[RECORDS]

►

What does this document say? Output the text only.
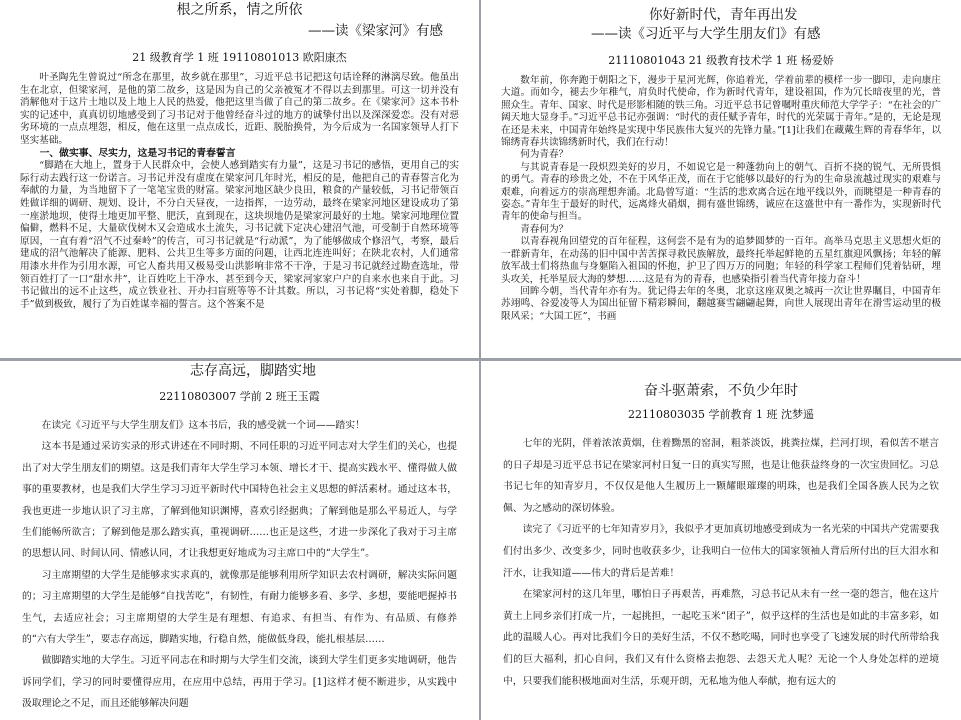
根之所系，情之所依
——读《梁家河》有感
21 级教育学 1 班 19110801013 欧阳康杰

叶圣陶先生曾说过“所念在那里，故乡就在那里”，习近平总书记把这句话诠释的淋漓尽致。他虽出生在北京，但梁家河，是他的第二故乡，这是因为自己的父亲被冤才不得以去到那里。可这一切并没有消解他对于这片土地以及上地上人民的热爱，他把这里当做了自己的第二故乡。在《梁家河》这本书朴实的记述中，真真切切地感受到了习书记对于他曾经奋斗过的地方的诚挚付出以及深深爱恋。没有对惡劣环境的一点点埋怨，相反，他在这里一点点成长，近距、脱胎换骨，为今后成为一名国家领导人打下坚实基础。

一、做实事、尽实力，这是习书记的青春誓言

“脚踏在大地上，置身于人民群众中，会使人感到踏实有力量”，这是习书记的感悟，更用自己的实际行动去践行这一份诺言。习书记并没有虚度在梁家河几年时光，相反的是，他把自己的青春誓言化为奉献的力量，为当地留下了一笔笔宝贵的财富。梁家河地区缺少良田，粮食的产量较低，习书记带领百姓做详细的调研、规划、设计，不分白天昼夜，一边指挥，一边劳动，最终在梁家河地区建设成功了第一座淤地坝，使得土地更加平整、肥沃，直到现在，这块坝地仍是梁家河最好的土地。梁家河地理位置偏僻，燃料不足，大量砍伐树木又会造成水土流失，习书记就下定决心建沼气池，可受制于自然环境等原因，一直有着“沼气不过秦岭”的传言，可习书记就是“行动派”，为了能够做成个修沼气，考察，最后建成的沼气池解决了能源、肥料、公共卫生等多方面的问题，让西北连连叫好；在陕北农村，人们通常用漆水井作为引用水源，可它人畜共用又极易受山洪影响非常不干净，于是习书记就经过勘查选址，带领百姓打了一口“甜水井”，让百姓吃上干净水，甚至到今天，梁家河家家户户的自来水也来自于此。习书记做出的远不止这些，成立铁业社、开办扫盲班等等不计其数。所以，习书记将“实处着脚，稳处下手”做到极致，履行了为百姓谋幸福的誓言。这个答案不是

你好新时代，青年再出发
——读《习近平与大学生朋友们》有感
21110801043 21 级教育技术学 1 班 杨爱娇

数年前，你奔跑于朝阳之下，漫步于星河光辉，你追着光，学着前辈的模样一步一脚印，走向康庄大道。而如今，褪去少年稚气，肩负时代使命，作为新时代青年，建设祖国，作为冗长暗夜里的光，普照众生。青年、国家、时代是形影相随的铁三角。习近平总书记曾嘱咐重庆师范大学学子：“在社会的广阔天地大显身手。”习近平总书记亦强调：“时代的责任赋予青年，时代的光荣属于青年。”是的，无论是现在还是未来，中国青年始终是实现中华民族伟大复兴的先锋力量。”[1]让我们在藏戴生辉的青春华年，以锦绣青春共读锦绣新时代，我们在行动！

何为青春？

与其说青春是一段炽烈美好的岁月，不如说它是一种蓬勃向上的朝气、百折不挠的锐气、无所畏惧的勇气。青春的珍贵之处，不在于风华正茂，而在于它能够以最好的行为的生命泉流越过现实的艰难与艰难，向着远方的崇高理想奔涌。北島曾写道：“生活的悲欢离合远在地平线以外，而眺望是一种青春的姿态。”青年生于最好的时代，远离烽火硝烟，拥有盛世锦绣，诚应在这盛世中有一番作为，实现新时代青年的使命与担当。

青春何为？

以青春视角回望党的百年征程，这何尝不是有为的追梦圆梦的一百年。高举马克思主义思想火炬的一群新青年，在动荡的旧中国中苦苦探寻救民族解放，最终托举起鲜艳的五星红旗迎风飘扬；年轻的解放军战士们将热血与身躯陷入祖国的怀抱，护卫了四万万的同胞；年轻的科学家工程师们凭着钻研，埋头攻关，托举星辰大海的梦想……这是有为的青春，也感染指引着当代青年接力奋斗！

回眸今朝，当代青年亦有为。犹记得去年的冬奥，北京这座双奥之城再一次让世界瞩目，中国青年苏翊鸣、谷爱凌等人为国出征留下精彩瞬间，翻越赛雪翩翩起舞，向世人展现出青年在滑雪运动里的极限风采；“大国工匠”，书画

志存高远，脚踏实地
22110803007 学前 2 班王玉霞

在读完《习近平与大学生朋友们》这本书后，我的感受就一个词——踏实！

这本书是通过采访实录的形式讲述在不同时期、不同任职的习近平同志对大学生们的关心，也提出了对大学生朋友们的期望。这是我们青年大学生学习本领、增长才干、提高实践水平、懂得做人做事的重要教材，也是我们大学生学习习近平新时代中国特色社会主义思想的鲜活素材。通过这本书，我也更进一步地认识了习主席，了解到他知识渊博，喜欢引经据典；了解到他是那么平易近人，与学生们能畅所欲言；了解到他是那么踏实真，重视调研……也正是这些，才进一步深化了我对于习主席的思想认同、时间认同、情感认同，才让我想更好地成为习主席口中的“大学生”。

习主席期望的大学生是能够求实求真的，就像那是能够利用所学知识去农村调研，解决实际问题的；习主席期望的大学生是能够“自找苦吃”，有韧性，有耐力能够多看、多学、多想，要能吧握掉书生气，去适应社会；习主席期望的大学生是有理想、有追求、有担当、有作为、有品质、有修养的“六有大学生”，要志存高远，脚踏实地，行稳自然，能做低身段，能扎根基层……

做脚踏实地的大学生。习近平同志在和时期与大学生们交流，谈到大学生们更多实地调研，他告诉同学们，学习的同时要懂得应用，在应用中总结，再用于学习。[1]这样才便不断进步，从实践中汲取理论之不足，而且还能够解决问题

奋斗驱萧索，不负少年时
22110803035 学前教育 1 班 沈梦遥

七年的光阴，伴着浓浓黄烟，住着黝黑的窑洞，粗茶淡饭，挑粪拉煤，拦河打坝，看似苦不堪言的日子却是习近平总书记在梁家河村日复一日的真实写照，也是让他获益终身的一次宝贵回忆。习总书记七年的知青岁月，不仅仅是他人生履历上一颗耀眼璀璨的明珠，也是我们全国各族人民为之钦佩、为之感动的深切体验。

读完了《习近平的七年知青岁月》，我似乎才更加真切地感受到成为一名光荣的中国共产党需要我们付出多少、改变多少，同时也收获多少，让我明白一位伟大的国家领袖人背后所付出的巨大泪水和汗水，让我知道——伟大的背后是苦难！

在梁家河村的这几年里，哪怕日子再艰苦，再难熬，习总书记从未有一丝一毫的怨言，他在这片黄土上同乡亲们打成一片，一起挑担，一起吃玉米“团子”，似乎这样的生活也是如此的丰富多彩，如此的温暖人心。再对比我们今日的美好生活，不仅不愁吃喝，同时也享受了飞速发展的时代所带给我们的巨大福利，扪心自问，我们又有什么资格去抱怨、去怨天尤人呢？无论一个人身处怎样的逆境中，只要我们能积极地面对生活，乐观开朗，无私地为他人奉献，抱有远大的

◄

[YOUR INSTRUCTIONS]
Your task is to reproduce all of the material exactly. The pictures stay out.

[RESPONSE BELOW]
What does this document say? Output the text only.
根之所系，情之所依
——读《梁家河》有感
21 级教育学 1 班 19110801013 欧阳康杰

叶圣陶先生曾说过“所念在那里，故乡就在那里”，习近平总书记把这句话诠释的淋漓尽致。他虽出生在北京，但梁家河，是他的第二故乡，这是因为自己的父亲被冤才不得以去到那里。可这一切并没有消解他对于这片土地以及上地上人民的热爱，他把这里当做了自己的第二故乡。在《梁家河》这本书朴实的记述中，真真切切地感受到了习书记对于他曾经奋斗过的地方的诚挚付出以及深深爱恋。没有对惡劣环境的一点点埋怨，相反，他在这里一点点成长，近距、脱胎换骨，为今后成为一名国家领导人打下坚实基础。

一、做实事、尽实力，这是习书记的青春誓言

“脚踏在大地上，置身于人民群众中，会使人感到踏实有力量”，这是习书记的感悟，更用自己的实际行动去践行这一份诺言。习书记并没有虚度在梁家河几年时光，相反的是，他把自己的青春誓言化为奉献的力量，为当地留下了一笔笔宝贵的财富。梁家河地区缺少良田，粮食的产量较低，习书记带领百姓做详细的调研、规划、设计，不分白天昼夜，一边指挥，一边劳动，最终在梁家河地区建设成功了第一座淤地坝，使得土地更加平整、肥沃，直到现在，这块坝地仍是梁家河最好的土地。梁家河地理位置偏僻，燃料不足，大量砍伐树木又会造成水土流失，习书记就下定决心建沼气池，可受制于自然环境等原因，一直有着“沼气不过秦岭”的传言，可习书记就是“行动派”，为了能够做成个修沼气，考察，最后建成的沼气池解决了能源、肥料、公共卫生等多方面的问题，让西北连连叫好；在陕北农村，人们通常用漆水井作为引用水源，可它人畜共用又极易受山洪影响非常不干净，于是习书记就经过勘查选址，带领百姓打了一口“甜水井”，让百姓吃上干净水，甚至到今天，梁家河家家户户的自来水也来自于此。习书记做出的远不止这些，成立铁业社、开办扫盲班等等不计其数。所以，习书记将“实处着脚，稳处下手”做到极致，履行了为百姓谋幸福的誓言。这个答案不是

你好新时代，青年再出发
——读《习近平与大学生朋友们》有感
21110801043 21 级教育技术学 1 班 杨爱娇

数年前，你奔跑于朝阳之下，漫步于星河光辉，你追着光，学着前辈的模样一步一脚印，走向康庄大道。而如今，褪去少年稚气，肩负时代使命，作为新时代青年，建设祖国，作为冗长暗夜里的光，普照众生。青年、国家、时代是形影相随的铁三角。习近平总书记曾嘱咐重庆师范大学学子：“在社会的广阔天地大显身手。”习近平总书记亦强调：“时代的责任赋予青年，时代的光荣属于青年。”是的，无论是现在还是未来，中国青年始终是实现中华民族伟大复兴的先锋力量。”[1]让我们在藏戴生辉的青春华年，以锦绣青春共读锦绣新时代，我们在行动！

何为青春？

与其说青春是一段炽烈美好的岁月，不如说它是一种蓬勃向上的朝气、百折不挠的锐气、无所畏惧的勇气。青春的珍贵之处，不在于风华正茂，而在于它能够以最好的行为的生命泉流越过现实的艰难与艰难，向着远方的崇高理想奔涌。北島曾写道：“生活的悲欢离合远在地平线以外，而眺望是一种青春的姿态。”青年生于最好的时代，远离烽火硝烟，拥有盛世锦绣，诚应在这盛世中有一番作为，实现新时代青年的使命与担当。

青春何为？

以青春视角回望党的百年征程，这何尝不是有为的追梦圆梦的一百年。高举马克思主义思想火炬的一群新青年，在动荡的旧中国中苦苦探寻救民族解放，最终托举起鲜艳的五星红旗迎风飘扬；年轻的解放军战士们将热血与身躯陷入祖国的怀抱，护卫了四万万的同胞；年轻的科学家工程师们凭着钻研，埋头攻关，托举星辰大海的梦想……这是有为的青春，也感染指引着当代青年接力奋斗！

回眸今朝，当代青年亦有为。犹记得去年的冬奥，北京这座双奥之城再一次让世界瞩目，中国青年苏翊鸣、谷爱凌等人为国出征留下精彩瞬间，翻越赛雪翩翩起舞，向世人展现出青年在滑雪运动里的极限风采；“大国工匠”，书画

志存高远，脚踏实地
22110803007 学前 2 班王玉霞

在读完《习近平与大学生朋友们》这本书后，我的感受就一个词——踏实！

这本书是通过采访实录的形式讲述在不同时期、不同任职的习近平同志对大学生们的关心，也提出了对大学生朋友们的期望。这是我们青年大学生学习本领、增长才干、提高实践水平、懂得做人做事的重要教材，也是我们大学生学习习近平新时代中国特色社会主义思想的鲜活素材。通过这本书，我也更进一步地认识了习主席，了解到他知识渊博，喜欢引经据典；了解到他是那么平易近人，与学生们能畅所欲言；了解到他是那么踏实真，重视调研……也正是这些，才进一步深化了我对于习主席的思想认同、时间认同、情感认同，才让我想更好地成为习主席口中的“大学生”。

习主席期望的大学生是能够求实求真的，就像那是能够利用所学知识去农村调研，解决实际问题的；习主席期望的大学生是能够“自找苦吃”，有韧性，有耐力能够多看、多学、多想，要能吧握掉书生气，去适应社会；习主席期望的大学生是有理想、有追求、有担当、有作为、有品质、有修养的“六有大学生”，要志存高远，脚踏实地，行稳自然，能做低身段，能扎根基层……

做脚踏实地的大学生。习近平同志在和时期与大学生们交流，谈到大学生们更多实地调研，他告诉同学们，学习的同时要懂得应用，在应用中总结，再用于学习。[1]这样才便不断进步，从实践中汲取理论之不足，而且还能够解决问题

奋斗驱萧索，不负少年时
22110803035 学前教育 1 班 沈梦遥

七年的光阴，伴着浓浓黄烟，住着黝黑的窑洞，粗茶淡饭，挑粪拉煤，拦河打坝，看似苦不堪言的日子却是习近平总书记在梁家河村日复一日的真实写照，也是让他获益终身的一次宝贵回忆。习总书记七年的知青岁月，不仅仅是他人生履历上一颗耀眼璀璨的明珠，也是我们全国各族人民为之钦佩、为之感动的深切体验。

读完了《习近平的七年知青岁月》，我似乎才更加真切地感受到成为一名光荣的中国共产党需要我们付出多少、改变多少，同时也收获多少，让我明白一位伟大的国家领袖人背后所付出的巨大泪水和汗水，让我知道——伟大的背后是苦难！

在梁家河村的这几年里，哪怕日子再艰苦，再难熬，习总书记从未有一丝一毫的怨言，他在这片黄土上同乡亲们打成一片，一起挑担，一起吃玉米“团子”，似乎这样的生活也是如此的丰富多彩，如此的温暖人心。再对比我们今日的美好生活，不仅不愁吃喝，同时也享受了飞速发展的时代所带给我们的巨大福利，扪心自问，我们又有什么资格去抱怨、去怨天尤人呢？无论一个人身处怎样的逆境中，只要我们能积极地面对生活，乐观开朗，无私地为他人奉献，抱有远大的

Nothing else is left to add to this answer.